__Exercise instructions__: Copy the records below line for line, with no changes.

Stored data entries:
※
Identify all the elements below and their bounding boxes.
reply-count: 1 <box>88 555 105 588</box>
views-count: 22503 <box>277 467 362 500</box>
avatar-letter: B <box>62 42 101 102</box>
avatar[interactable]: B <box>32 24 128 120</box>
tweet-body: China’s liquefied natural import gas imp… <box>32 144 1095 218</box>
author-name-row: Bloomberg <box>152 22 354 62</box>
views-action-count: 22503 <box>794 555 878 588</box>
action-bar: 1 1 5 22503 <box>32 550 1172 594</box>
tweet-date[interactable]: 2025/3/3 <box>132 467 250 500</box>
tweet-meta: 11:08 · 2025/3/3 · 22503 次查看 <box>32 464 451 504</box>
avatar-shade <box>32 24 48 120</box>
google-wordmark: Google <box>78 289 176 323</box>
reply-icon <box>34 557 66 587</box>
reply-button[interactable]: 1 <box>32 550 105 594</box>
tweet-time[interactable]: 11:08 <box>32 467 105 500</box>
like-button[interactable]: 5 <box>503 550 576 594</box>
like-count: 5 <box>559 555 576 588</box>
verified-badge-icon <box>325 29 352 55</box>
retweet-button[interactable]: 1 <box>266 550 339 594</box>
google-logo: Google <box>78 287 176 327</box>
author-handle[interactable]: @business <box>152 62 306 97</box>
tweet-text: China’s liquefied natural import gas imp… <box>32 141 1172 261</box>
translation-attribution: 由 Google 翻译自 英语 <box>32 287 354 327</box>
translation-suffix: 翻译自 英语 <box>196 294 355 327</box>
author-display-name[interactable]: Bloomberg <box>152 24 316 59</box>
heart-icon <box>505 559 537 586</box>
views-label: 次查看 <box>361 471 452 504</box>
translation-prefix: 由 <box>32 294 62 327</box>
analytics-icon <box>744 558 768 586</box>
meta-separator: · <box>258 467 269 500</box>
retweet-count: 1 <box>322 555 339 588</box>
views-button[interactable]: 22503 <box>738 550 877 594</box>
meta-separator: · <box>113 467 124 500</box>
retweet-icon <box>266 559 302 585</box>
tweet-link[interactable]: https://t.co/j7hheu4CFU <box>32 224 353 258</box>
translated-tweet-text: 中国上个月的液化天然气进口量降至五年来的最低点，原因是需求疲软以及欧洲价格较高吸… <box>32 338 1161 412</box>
※
__Response__:
Identify all the elements below and their bounding boxes.
reply-count: 1 <box>88 555 105 588</box>
views-count: 22503 <box>277 467 362 500</box>
avatar-letter: B <box>62 42 101 102</box>
avatar[interactable]: B <box>32 24 128 120</box>
tweet-body: China’s liquefied natural import gas imp… <box>32 144 1095 218</box>
author-name-row: Bloomberg <box>152 22 354 62</box>
views-action-count: 22503 <box>794 555 878 588</box>
action-bar: 1 1 5 22503 <box>32 550 1172 594</box>
tweet-date[interactable]: 2025/3/3 <box>132 467 250 500</box>
tweet-meta: 11:08 · 2025/3/3 · 22503 次查看 <box>32 464 451 504</box>
avatar-shade <box>32 24 48 120</box>
google-wordmark: Google <box>78 289 176 323</box>
reply-icon <box>34 557 66 587</box>
reply-button[interactable]: 1 <box>32 550 105 594</box>
tweet-time[interactable]: 11:08 <box>32 467 105 500</box>
like-button[interactable]: 5 <box>503 550 576 594</box>
like-count: 5 <box>559 555 576 588</box>
verified-badge-icon <box>325 29 352 55</box>
retweet-button[interactable]: 1 <box>266 550 339 594</box>
google-logo: Google <box>78 287 176 327</box>
author-handle[interactable]: @business <box>152 62 306 97</box>
tweet-text: China’s liquefied natural import gas imp… <box>32 141 1172 261</box>
translation-attribution: 由 Google 翻译自 英语 <box>32 287 354 327</box>
translation-suffix: 翻译自 英语 <box>196 294 355 327</box>
author-display-name[interactable]: Bloomberg <box>152 24 316 59</box>
heart-icon <box>505 559 537 586</box>
views-label: 次查看 <box>361 471 452 504</box>
translation-prefix: 由 <box>32 294 62 327</box>
analytics-icon <box>744 558 768 586</box>
meta-separator: · <box>258 467 269 500</box>
retweet-count: 1 <box>322 555 339 588</box>
views-button[interactable]: 22503 <box>738 550 877 594</box>
meta-separator: · <box>113 467 124 500</box>
retweet-icon <box>266 559 302 585</box>
tweet-link[interactable]: https://t.co/j7hheu4CFU <box>32 224 353 258</box>
translated-tweet-text: 中国上个月的液化天然气进口量降至五年来的最低点，原因是需求疲软以及欧洲价格较高吸… <box>32 338 1161 412</box>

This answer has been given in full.